**** Record excerpts ****

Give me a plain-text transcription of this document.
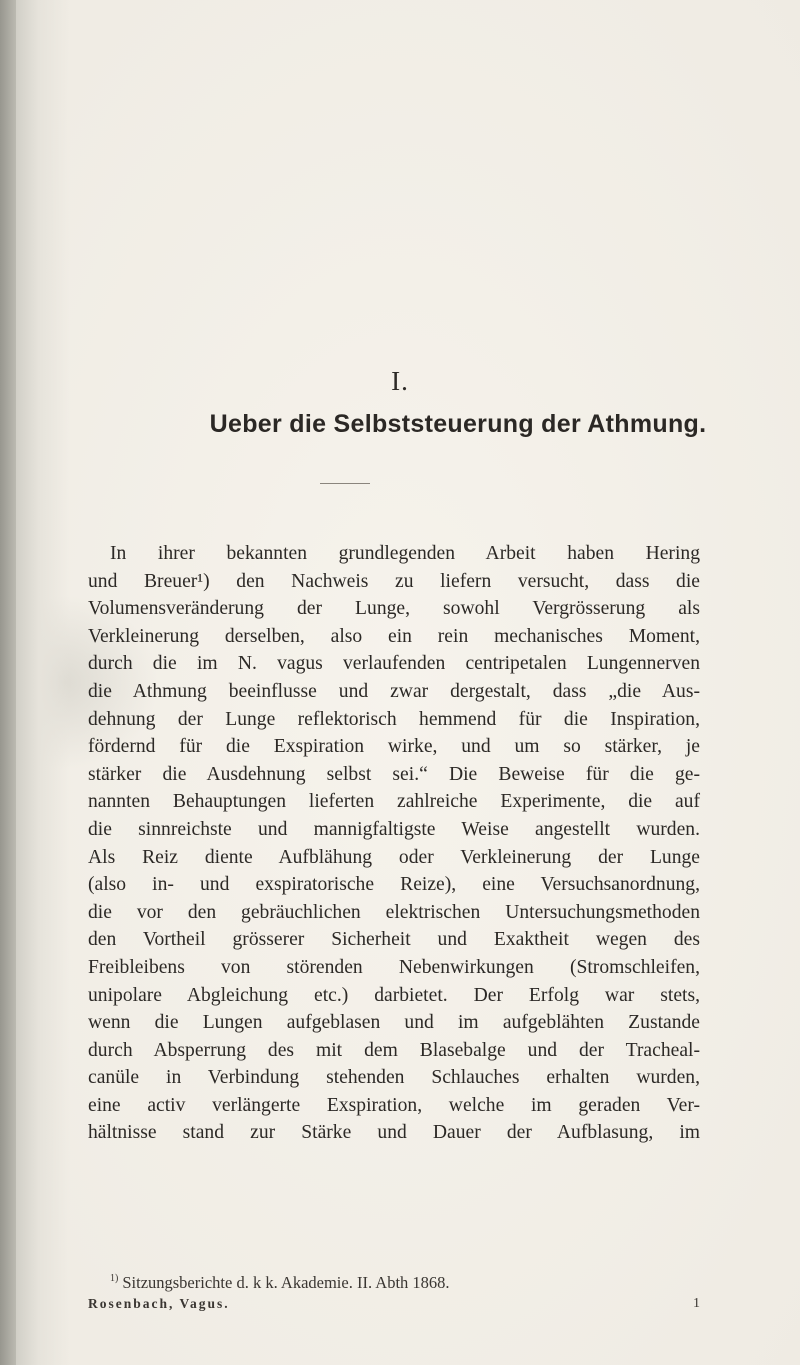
I.
Ueber die Selbststeuerung der Athmung.
In ihrer bekannten grundlegenden Arbeit haben Hering
und Breuer¹) den Nachweis zu liefern versucht, dass die
Volumensveränderung der Lunge, sowohl Vergrösserung als
Verkleinerung derselben, also ein rein mechanisches Moment,
durch die im N. vagus verlaufenden centripetalen Lungennerven
die Athmung beeinflusse und zwar dergestalt, dass „die Aus-
dehnung der Lunge reflektorisch hemmend für die Inspiration,
fördernd für die Exspiration wirke, und um so stärker, je
stärker die Ausdehnung selbst sei.“ Die Beweise für die ge-
nannten Behauptungen lieferten zahlreiche Experimente, die auf
die sinnreichste und mannigfaltigste Weise angestellt wurden.
Als Reiz diente Aufblähung oder Verkleinerung der Lunge
(also in- und exspiratorische Reize), eine Versuchsanordnung,
die vor den gebräuchlichen elektrischen Untersuchungsmethoden
den Vortheil grösserer Sicherheit und Exaktheit wegen des
Freibleibens von störenden Nebenwirkungen (Stromschleifen,
unipolare Abgleichung etc.) darbietet. Der Erfolg war stets,
wenn die Lungen aufgeblasen und im aufgeblähten Zustande
durch Absperrung des mit dem Blasebalge und der Tracheal-
canüle in Verbindung stehenden Schlauches erhalten wurden,
eine activ verlängerte Exspiration, welche im geraden Ver-
hältnisse stand zur Stärke und Dauer der Aufblasung, im
$^{1)}$ Sitzungsberichte d. k k. Akademie. II. Abth 1868.
Rosenbach, Vagus.	1
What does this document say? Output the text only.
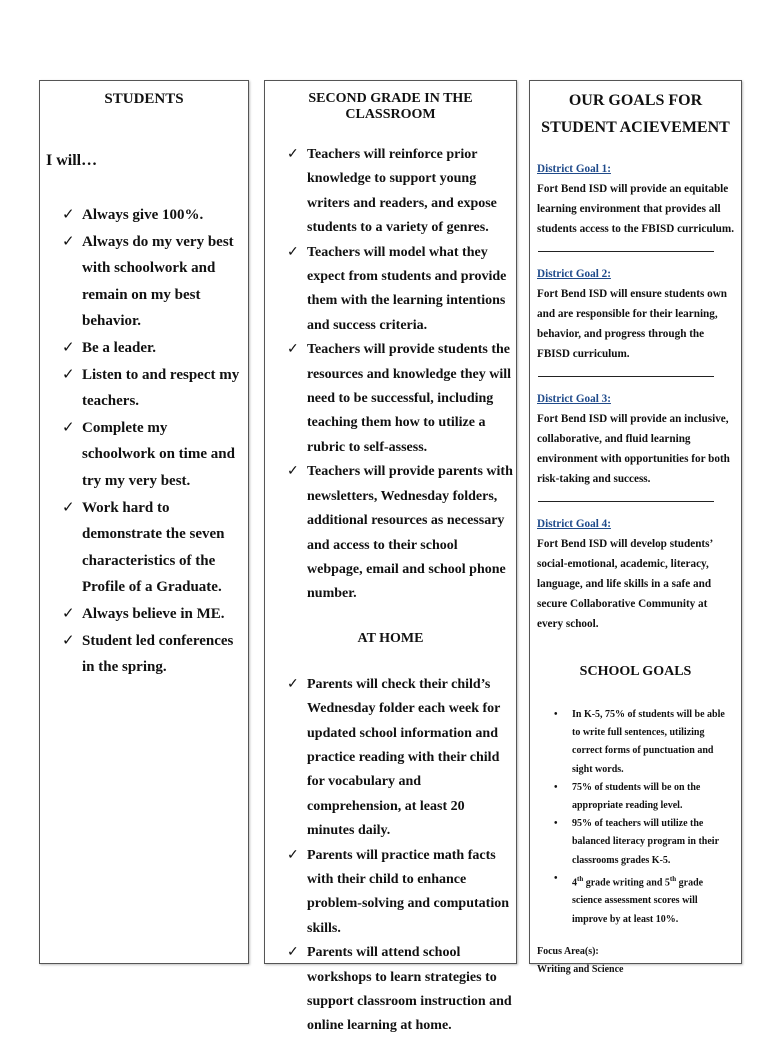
STUDENTS
I will…
✓ Always give 100%.
✓ Always do my very best with schoolwork and remain on my best behavior.
✓ Be a leader.
✓ Listen to and respect my teachers.
✓ Complete my schoolwork on time and try my very best.
✓ Work hard to demonstrate the seven characteristics of the Profile of a Graduate.
✓ Always believe in ME.
✓ Student led conferences in the spring.
SECOND GRADE IN THE CLASSROOM
✓ Teachers will reinforce prior knowledge to support young writers and readers, and expose students to a variety of genres.
✓ Teachers will model what they expect from students and provide them with the learning intentions and success criteria.
✓ Teachers will provide students the resources and knowledge they will need to be successful, including teaching them how to utilize a rubric to self-assess.
✓ Teachers will provide parents with newsletters, Wednesday folders, additional resources as necessary and access to their school webpage, email and school phone number.
AT HOME
✓ Parents will check their child’s Wednesday folder each week for updated school information and practice reading with their child for vocabulary and comprehension, at least 20 minutes daily.
✓ Parents will practice math facts with their child to enhance problem-solving and computation skills.
✓ Parents will attend school workshops to learn strategies to support classroom instruction and online learning at home.
OUR GOALS FOR STUDENT ACIEVEMENT
District Goal 1:
Fort Bend ISD will provide an equitable learning environment that provides all students access to the FBISD curriculum.
District Goal 2:
Fort Bend ISD will ensure students own and are responsible for their learning, behavior, and progress through the FBISD curriculum.
District Goal 3:
Fort Bend ISD will provide an inclusive, collaborative, and fluid learning environment with opportunities for both risk-taking and success.
District Goal 4:
Fort Bend ISD will develop students’ social-emotional, academic, literacy, language, and life skills in a safe and secure Collaborative Community at every school.
SCHOOL GOALS
• In K-5, 75% of students will be able to write full sentences, utilizing correct forms of punctuation and sight words.
• 75% of students will be on the appropriate reading level.
• 95% of teachers will utilize the balanced literacy program in their classrooms grades K-5.
• 4th grade writing and 5th grade science assessment scores will improve by at least 10%.
Focus Area(s):
Writing and Science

****

- Problem requirements
Reproduce every line of the listing above in which the string "their" appears.

- In response
✓ Teachers will provide parents with newsletters, Wednesday folders, additional resources as necessary and access to their school webpage, email and school phone number.
✓ Parents will check their child’s Wednesday folder each week for updated school information and practice reading with their child for vocabulary and comprehension, at least 20 minutes daily.
✓ Parents will practice math facts with their child to enhance problem-solving and computation skills.
Fort Bend ISD will ensure students own and are responsible for their learning, behavior, and progress through the FBISD curriculum.
• 95% of teachers will utilize the balanced literacy program in their classrooms grades K-5.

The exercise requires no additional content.